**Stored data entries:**
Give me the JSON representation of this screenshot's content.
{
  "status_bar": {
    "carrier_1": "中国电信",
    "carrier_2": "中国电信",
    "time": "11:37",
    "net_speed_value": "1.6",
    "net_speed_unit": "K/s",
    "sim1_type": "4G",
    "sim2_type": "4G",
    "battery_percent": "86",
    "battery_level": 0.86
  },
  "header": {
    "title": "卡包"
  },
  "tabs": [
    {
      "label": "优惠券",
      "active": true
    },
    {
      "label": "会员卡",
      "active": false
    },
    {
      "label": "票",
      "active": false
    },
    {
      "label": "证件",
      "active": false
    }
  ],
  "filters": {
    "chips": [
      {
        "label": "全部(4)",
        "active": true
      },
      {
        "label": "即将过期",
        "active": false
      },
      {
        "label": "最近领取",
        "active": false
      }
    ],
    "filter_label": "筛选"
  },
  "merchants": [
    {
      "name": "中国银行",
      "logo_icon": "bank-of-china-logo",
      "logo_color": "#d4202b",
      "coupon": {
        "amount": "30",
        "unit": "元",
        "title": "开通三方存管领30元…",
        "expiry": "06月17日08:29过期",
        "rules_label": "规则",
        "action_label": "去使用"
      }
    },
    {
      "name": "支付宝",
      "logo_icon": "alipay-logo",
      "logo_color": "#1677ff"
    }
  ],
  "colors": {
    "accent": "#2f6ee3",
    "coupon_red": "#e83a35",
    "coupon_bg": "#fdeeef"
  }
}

**WORK INSTRUCTIONS:**
Write out the whole listing again, exactly as it stands.

**RESULT OF THE EXERCISE:**
Give me the JSON representation of this screenshot's content.
{
  "status_bar": {
    "carrier_1": "中国电信",
    "carrier_2": "中国电信",
    "time": "11:37",
    "net_speed_value": "1.6",
    "net_speed_unit": "K/s",
    "sim1_type": "4G",
    "sim2_type": "4G",
    "battery_percent": "86",
    "battery_level": 0.86
  },
  "header": {
    "title": "卡包"
  },
  "tabs": [
    {
      "label": "优惠券",
      "active": true
    },
    {
      "label": "会员卡",
      "active": false
    },
    {
      "label": "票",
      "active": false
    },
    {
      "label": "证件",
      "active": false
    }
  ],
  "filters": {
    "chips": [
      {
        "label": "全部(4)",
        "active": true
      },
      {
        "label": "即将过期",
        "active": false
      },
      {
        "label": "最近领取",
        "active": false
      }
    ],
    "filter_label": "筛选"
  },
  "merchants": [
    {
      "name": "中国银行",
      "logo_icon": "bank-of-china-logo",
      "logo_color": "#d4202b",
      "coupon": {
        "amount": "30",
        "unit": "元",
        "title": "开通三方存管领30元…",
        "expiry": "06月17日08:29过期",
        "rules_label": "规则",
        "action_label": "去使用"
      }
    },
    {
      "name": "支付宝",
      "logo_icon": "alipay-logo",
      "logo_color": "#1677ff"
    }
  ],
  "colors": {
    "accent": "#2f6ee3",
    "coupon_red": "#e83a35",
    "coupon_bg": "#fdeeef"
  }
}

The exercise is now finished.